(Dataset excerpt)
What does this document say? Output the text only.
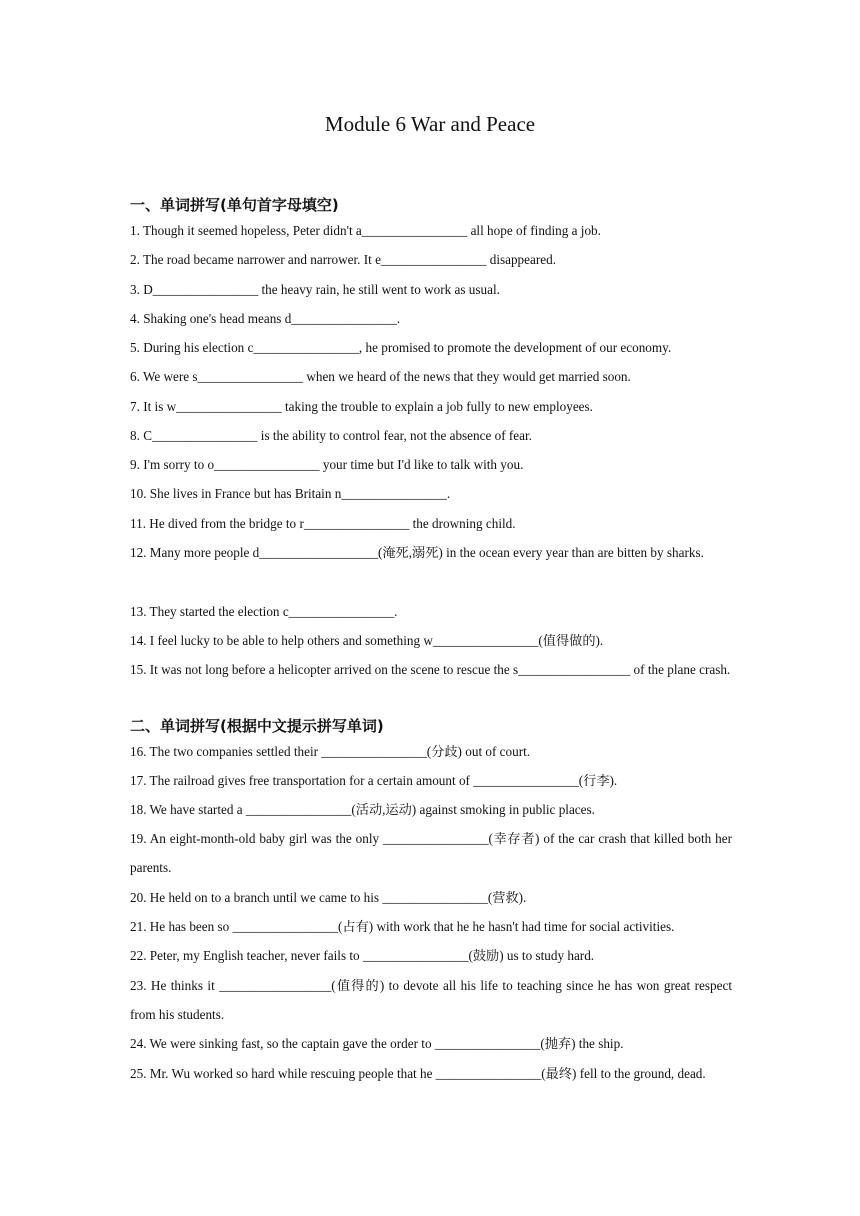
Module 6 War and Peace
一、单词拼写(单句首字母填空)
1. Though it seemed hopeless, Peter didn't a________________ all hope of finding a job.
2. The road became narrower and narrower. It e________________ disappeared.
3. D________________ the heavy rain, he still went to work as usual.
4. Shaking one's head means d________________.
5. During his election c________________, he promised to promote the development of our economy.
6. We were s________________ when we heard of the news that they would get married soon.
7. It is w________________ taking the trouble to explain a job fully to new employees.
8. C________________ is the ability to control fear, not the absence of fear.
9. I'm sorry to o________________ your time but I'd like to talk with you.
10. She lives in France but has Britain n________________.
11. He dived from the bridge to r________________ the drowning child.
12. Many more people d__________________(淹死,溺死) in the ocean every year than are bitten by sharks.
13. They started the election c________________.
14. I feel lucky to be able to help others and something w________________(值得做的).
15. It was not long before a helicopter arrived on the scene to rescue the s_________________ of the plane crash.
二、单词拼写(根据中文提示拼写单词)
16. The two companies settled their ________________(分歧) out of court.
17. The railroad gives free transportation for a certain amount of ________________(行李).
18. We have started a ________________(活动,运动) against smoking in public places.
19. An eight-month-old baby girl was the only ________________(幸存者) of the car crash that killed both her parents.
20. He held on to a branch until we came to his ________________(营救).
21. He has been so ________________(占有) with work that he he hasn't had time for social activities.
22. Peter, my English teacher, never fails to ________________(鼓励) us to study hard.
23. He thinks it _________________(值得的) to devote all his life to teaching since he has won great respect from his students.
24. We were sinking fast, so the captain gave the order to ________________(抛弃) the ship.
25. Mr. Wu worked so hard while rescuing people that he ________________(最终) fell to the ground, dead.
...
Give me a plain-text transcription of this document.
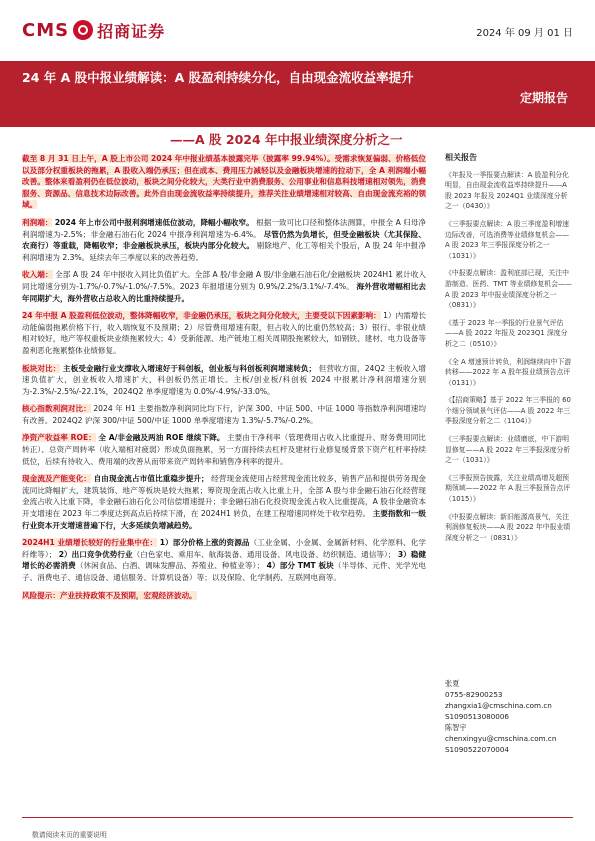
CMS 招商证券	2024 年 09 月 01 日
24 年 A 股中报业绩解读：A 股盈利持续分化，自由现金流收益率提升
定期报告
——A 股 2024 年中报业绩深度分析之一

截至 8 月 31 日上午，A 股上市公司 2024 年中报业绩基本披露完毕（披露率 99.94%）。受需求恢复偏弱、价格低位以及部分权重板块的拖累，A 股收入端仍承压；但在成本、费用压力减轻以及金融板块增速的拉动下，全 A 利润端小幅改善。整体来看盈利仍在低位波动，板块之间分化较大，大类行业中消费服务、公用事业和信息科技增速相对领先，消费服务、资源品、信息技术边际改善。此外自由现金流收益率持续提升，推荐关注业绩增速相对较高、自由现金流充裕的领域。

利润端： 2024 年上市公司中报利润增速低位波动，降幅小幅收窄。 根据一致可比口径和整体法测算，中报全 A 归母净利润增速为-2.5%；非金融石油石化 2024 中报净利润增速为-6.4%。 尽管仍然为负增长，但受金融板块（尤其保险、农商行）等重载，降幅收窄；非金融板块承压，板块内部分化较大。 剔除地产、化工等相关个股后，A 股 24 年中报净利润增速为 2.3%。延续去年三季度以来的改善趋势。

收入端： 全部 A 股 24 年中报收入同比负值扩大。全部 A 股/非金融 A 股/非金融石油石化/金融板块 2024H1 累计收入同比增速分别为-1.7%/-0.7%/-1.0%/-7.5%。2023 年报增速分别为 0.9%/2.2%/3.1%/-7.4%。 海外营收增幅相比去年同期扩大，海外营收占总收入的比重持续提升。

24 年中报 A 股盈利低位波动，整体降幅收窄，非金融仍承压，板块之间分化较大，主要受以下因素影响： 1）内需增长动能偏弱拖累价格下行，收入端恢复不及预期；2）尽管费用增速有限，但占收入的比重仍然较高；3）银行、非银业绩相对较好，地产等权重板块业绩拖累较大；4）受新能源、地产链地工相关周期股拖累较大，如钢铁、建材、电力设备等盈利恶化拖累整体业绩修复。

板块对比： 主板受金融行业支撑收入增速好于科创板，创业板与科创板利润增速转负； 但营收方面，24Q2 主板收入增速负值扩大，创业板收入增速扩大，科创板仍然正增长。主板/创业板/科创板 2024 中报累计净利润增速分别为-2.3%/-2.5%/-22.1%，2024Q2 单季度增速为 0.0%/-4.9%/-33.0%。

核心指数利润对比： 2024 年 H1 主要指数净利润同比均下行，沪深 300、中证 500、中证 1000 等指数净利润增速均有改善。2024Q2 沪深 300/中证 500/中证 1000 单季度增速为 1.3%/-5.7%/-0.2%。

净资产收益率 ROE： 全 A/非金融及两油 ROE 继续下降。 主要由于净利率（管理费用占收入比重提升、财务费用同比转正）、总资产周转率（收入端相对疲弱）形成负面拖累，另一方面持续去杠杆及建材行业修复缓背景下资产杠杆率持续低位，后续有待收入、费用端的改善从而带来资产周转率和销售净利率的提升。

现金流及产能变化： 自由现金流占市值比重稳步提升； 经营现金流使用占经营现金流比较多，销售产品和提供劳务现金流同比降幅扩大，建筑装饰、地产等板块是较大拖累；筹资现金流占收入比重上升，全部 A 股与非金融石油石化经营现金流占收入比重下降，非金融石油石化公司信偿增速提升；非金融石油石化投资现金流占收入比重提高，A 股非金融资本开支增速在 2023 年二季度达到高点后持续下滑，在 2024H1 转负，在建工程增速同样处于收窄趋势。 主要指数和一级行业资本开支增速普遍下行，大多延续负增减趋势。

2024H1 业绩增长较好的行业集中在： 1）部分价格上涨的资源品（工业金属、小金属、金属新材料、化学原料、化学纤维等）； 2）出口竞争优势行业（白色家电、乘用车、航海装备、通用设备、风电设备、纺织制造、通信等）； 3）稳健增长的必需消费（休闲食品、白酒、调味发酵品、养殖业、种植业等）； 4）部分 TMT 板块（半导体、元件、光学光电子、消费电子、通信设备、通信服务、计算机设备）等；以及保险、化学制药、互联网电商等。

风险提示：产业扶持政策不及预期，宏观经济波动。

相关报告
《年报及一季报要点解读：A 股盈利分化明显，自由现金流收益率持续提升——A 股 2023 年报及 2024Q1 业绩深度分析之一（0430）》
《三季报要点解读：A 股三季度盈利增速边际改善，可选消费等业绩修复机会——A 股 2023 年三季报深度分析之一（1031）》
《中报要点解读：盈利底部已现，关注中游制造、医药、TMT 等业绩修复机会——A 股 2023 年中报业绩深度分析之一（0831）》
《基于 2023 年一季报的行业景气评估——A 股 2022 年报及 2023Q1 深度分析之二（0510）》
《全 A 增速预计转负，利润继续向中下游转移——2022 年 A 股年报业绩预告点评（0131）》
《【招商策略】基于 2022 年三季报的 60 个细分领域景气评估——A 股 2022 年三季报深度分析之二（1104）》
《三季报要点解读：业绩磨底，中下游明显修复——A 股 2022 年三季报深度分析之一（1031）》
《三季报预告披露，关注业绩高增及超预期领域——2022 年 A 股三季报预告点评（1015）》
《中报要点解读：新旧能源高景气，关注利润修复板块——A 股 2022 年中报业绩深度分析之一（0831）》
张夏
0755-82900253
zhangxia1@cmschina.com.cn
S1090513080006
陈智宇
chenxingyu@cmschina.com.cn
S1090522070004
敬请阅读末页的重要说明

What to produce →
Which lines hold the string "crash"? Copy all of them from the data above.

Exercise result →
15. It was not long before a helicopter arrived on the scene to rescue the s_________________ of the plane crash.
19. An eight-month-old baby girl was the only ________________(幸存者) of the car crash that killed both her parents.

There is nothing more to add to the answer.